◆ **DESCRIPTION OF THE TASK**:
Please rewrite the material from its first line through the line containing "- stat-eu-production: 54", changing "stat-value" to "metric-value" and leaving everything else as it is.
+++ AVAILABLE DATA +++
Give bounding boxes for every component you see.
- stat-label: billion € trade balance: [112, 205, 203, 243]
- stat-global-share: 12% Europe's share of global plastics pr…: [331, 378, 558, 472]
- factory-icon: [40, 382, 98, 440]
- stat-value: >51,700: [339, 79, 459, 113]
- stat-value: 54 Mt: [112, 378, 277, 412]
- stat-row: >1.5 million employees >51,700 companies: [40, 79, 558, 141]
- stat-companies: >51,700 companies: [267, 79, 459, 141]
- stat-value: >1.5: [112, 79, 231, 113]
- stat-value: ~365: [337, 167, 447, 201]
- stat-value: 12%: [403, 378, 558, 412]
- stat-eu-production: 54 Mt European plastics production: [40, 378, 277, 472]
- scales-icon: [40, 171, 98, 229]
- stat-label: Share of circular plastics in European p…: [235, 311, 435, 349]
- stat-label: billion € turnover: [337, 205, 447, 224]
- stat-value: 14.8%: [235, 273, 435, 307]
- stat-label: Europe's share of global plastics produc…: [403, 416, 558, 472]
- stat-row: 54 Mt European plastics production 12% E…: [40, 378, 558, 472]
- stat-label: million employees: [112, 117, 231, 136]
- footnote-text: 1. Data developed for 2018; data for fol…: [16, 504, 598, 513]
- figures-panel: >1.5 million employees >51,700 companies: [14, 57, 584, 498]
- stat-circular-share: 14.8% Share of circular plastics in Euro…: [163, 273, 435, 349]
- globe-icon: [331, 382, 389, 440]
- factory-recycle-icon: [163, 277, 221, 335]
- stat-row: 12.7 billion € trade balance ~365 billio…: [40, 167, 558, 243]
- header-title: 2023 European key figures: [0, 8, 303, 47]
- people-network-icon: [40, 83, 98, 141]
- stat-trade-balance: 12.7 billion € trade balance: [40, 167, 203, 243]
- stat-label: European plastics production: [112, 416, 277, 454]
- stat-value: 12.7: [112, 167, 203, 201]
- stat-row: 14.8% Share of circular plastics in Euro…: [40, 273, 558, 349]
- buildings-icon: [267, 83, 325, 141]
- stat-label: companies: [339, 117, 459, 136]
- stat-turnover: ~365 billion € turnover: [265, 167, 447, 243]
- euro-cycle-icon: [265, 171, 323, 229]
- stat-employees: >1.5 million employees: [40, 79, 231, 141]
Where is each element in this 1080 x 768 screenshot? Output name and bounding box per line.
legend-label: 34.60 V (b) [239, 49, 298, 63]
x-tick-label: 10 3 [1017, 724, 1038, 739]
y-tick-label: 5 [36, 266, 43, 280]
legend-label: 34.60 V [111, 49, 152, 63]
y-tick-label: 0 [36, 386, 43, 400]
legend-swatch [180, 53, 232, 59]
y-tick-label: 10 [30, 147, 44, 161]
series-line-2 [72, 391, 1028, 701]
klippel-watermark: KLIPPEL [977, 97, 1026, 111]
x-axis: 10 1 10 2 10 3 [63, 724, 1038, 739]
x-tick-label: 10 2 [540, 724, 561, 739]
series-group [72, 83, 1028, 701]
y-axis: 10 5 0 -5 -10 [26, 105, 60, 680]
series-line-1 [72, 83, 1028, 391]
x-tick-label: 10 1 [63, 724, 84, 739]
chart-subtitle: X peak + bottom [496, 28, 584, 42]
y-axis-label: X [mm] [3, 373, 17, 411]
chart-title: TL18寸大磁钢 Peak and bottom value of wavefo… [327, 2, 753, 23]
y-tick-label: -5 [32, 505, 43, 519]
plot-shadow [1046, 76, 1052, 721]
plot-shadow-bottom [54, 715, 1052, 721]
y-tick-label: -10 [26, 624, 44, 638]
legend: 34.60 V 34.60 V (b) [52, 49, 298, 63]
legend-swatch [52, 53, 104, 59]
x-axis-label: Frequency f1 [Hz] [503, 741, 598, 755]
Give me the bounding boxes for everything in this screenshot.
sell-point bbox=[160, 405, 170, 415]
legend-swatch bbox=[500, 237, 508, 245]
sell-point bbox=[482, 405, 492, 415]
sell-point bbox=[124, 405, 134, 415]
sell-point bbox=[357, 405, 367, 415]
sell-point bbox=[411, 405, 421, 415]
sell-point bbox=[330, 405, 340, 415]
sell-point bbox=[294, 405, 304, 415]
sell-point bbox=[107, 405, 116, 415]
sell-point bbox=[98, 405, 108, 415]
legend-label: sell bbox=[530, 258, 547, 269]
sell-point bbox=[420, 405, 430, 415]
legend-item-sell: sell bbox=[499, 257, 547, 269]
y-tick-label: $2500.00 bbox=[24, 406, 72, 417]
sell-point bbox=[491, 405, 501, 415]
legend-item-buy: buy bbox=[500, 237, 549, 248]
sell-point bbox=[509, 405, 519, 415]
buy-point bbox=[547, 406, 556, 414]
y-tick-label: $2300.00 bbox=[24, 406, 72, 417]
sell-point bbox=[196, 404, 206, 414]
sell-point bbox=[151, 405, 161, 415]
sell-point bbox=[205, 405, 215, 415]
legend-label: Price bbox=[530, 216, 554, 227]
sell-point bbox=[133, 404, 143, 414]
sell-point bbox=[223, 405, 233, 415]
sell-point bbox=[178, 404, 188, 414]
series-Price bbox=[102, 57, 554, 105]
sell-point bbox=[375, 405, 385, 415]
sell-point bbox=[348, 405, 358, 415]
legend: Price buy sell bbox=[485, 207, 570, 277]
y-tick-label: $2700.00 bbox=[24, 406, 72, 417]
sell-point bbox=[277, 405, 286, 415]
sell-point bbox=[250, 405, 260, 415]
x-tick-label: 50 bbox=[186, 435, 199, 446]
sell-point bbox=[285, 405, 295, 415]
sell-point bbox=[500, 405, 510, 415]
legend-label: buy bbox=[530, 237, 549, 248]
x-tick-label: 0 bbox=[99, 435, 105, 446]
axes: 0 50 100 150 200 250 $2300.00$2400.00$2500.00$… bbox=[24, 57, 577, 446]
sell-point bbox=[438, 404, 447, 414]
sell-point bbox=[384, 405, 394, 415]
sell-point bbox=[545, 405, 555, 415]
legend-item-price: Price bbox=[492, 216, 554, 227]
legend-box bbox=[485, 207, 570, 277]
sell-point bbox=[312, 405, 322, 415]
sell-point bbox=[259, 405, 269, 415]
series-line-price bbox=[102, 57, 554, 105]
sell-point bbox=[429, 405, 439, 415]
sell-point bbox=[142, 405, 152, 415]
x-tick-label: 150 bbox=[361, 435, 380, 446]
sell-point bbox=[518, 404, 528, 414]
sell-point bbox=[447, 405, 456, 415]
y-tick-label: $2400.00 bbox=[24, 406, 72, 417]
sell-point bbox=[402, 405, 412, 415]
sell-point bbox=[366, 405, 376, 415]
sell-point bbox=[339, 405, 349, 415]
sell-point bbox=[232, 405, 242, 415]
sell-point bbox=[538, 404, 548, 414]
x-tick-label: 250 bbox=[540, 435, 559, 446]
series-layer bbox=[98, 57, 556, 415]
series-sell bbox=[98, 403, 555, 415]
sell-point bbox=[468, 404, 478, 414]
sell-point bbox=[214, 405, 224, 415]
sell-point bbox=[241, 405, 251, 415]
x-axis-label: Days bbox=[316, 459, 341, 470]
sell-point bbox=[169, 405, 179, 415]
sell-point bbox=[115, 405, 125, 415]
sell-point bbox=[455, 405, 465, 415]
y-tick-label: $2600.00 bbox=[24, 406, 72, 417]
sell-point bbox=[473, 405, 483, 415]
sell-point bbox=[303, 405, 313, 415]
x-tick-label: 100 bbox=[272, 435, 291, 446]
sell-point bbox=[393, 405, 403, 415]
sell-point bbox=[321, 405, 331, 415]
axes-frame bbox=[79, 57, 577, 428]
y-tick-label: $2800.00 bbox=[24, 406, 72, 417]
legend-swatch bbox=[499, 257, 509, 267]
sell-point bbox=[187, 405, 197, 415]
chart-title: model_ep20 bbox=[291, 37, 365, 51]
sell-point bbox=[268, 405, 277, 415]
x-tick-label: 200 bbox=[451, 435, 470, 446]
+++
◆ **THE RESPONSE**:
Give bounding boxes for every component you see.
- stat-label: billion € trade balance: [112, 205, 203, 243]
- stat-global-share: 12% Europe's share of global plastics pr…: [331, 378, 558, 472]
- factory-icon: [40, 382, 98, 440]
- metric-value: >51,700: [339, 79, 459, 113]
- metric-value: 54 Mt: [112, 378, 277, 412]
- stat-row: >1.5 million employees >51,700 companies: [40, 79, 558, 141]
- stat-companies: >51,700 companies: [267, 79, 459, 141]
- metric-value: >1.5: [112, 79, 231, 113]
- metric-value: ~365: [337, 167, 447, 201]
- metric-value: 12%: [403, 378, 558, 412]
- stat-eu-production: 54 Mt European plastics production: [40, 378, 277, 472]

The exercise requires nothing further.